• _A block of data_
— START —

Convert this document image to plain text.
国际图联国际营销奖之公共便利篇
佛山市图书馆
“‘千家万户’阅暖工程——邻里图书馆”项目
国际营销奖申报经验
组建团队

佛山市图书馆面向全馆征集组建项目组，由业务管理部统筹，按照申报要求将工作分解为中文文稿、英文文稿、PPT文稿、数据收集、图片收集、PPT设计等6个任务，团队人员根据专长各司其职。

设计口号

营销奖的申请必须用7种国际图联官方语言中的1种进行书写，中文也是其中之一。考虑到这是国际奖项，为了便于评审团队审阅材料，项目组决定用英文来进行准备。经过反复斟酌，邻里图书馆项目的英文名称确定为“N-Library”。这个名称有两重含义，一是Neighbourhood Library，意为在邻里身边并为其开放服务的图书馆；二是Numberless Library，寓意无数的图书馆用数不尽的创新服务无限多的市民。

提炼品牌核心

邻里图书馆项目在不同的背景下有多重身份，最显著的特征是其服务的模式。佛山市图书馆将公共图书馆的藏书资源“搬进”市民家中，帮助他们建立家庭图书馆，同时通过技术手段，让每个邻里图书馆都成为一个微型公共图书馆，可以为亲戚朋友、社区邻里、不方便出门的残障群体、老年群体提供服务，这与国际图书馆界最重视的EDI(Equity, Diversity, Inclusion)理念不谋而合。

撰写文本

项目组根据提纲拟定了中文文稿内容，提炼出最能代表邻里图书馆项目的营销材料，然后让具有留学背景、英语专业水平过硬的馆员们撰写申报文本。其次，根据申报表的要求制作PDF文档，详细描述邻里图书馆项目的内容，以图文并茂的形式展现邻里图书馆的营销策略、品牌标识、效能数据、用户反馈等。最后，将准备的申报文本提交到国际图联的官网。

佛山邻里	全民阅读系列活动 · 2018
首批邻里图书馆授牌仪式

— END —

• _EXERCISE REQUIREMENTS_
Each entry must be reproduced verbatim.

• _REPLY_
Convert this document image to plain text.
国际图联国际营销奖之公共便利篇
佛山市图书馆
“‘千家万户’阅暖工程——邻里图书馆”项目
国际营销奖申报经验
组建团队

佛山市图书馆面向全馆征集组建项目组，由业务管理部统筹，按照申报要求将工作分解为中文文稿、英文文稿、PPT文稿、数据收集、图片收集、PPT设计等6个任务，团队人员根据专长各司其职。

设计口号

营销奖的申请必须用7种国际图联官方语言中的1种进行书写，中文也是其中之一。考虑到这是国际奖项，为了便于评审团队审阅材料，项目组决定用英文来进行准备。经过反复斟酌，邻里图书馆项目的英文名称确定为“N-Library”。这个名称有两重含义，一是Neighbourhood Library，意为在邻里身边并为其开放服务的图书馆；二是Numberless Library，寓意无数的图书馆用数不尽的创新服务无限多的市民。

提炼品牌核心

邻里图书馆项目在不同的背景下有多重身份，最显著的特征是其服务的模式。佛山市图书馆将公共图书馆的藏书资源“搬进”市民家中，帮助他们建立家庭图书馆，同时通过技术手段，让每个邻里图书馆都成为一个微型公共图书馆，可以为亲戚朋友、社区邻里、不方便出门的残障群体、老年群体提供服务，这与国际图书馆界最重视的EDI(Equity, Diversity, Inclusion)理念不谋而合。

撰写文本

项目组根据提纲拟定了中文文稿内容，提炼出最能代表邻里图书馆项目的营销材料，然后让具有留学背景、英语专业水平过硬的馆员们撰写申报文本。其次，根据申报表的要求制作PDF文档，详细描述邻里图书馆项目的内容，以图文并茂的形式展现邻里图书馆的营销策略、品牌标识、效能数据、用户反馈等。最后，将准备的申报文本提交到国际图联的官网。

佛山邻里	全民阅读系列活动 · 2018
首批邻里图书馆授牌仪式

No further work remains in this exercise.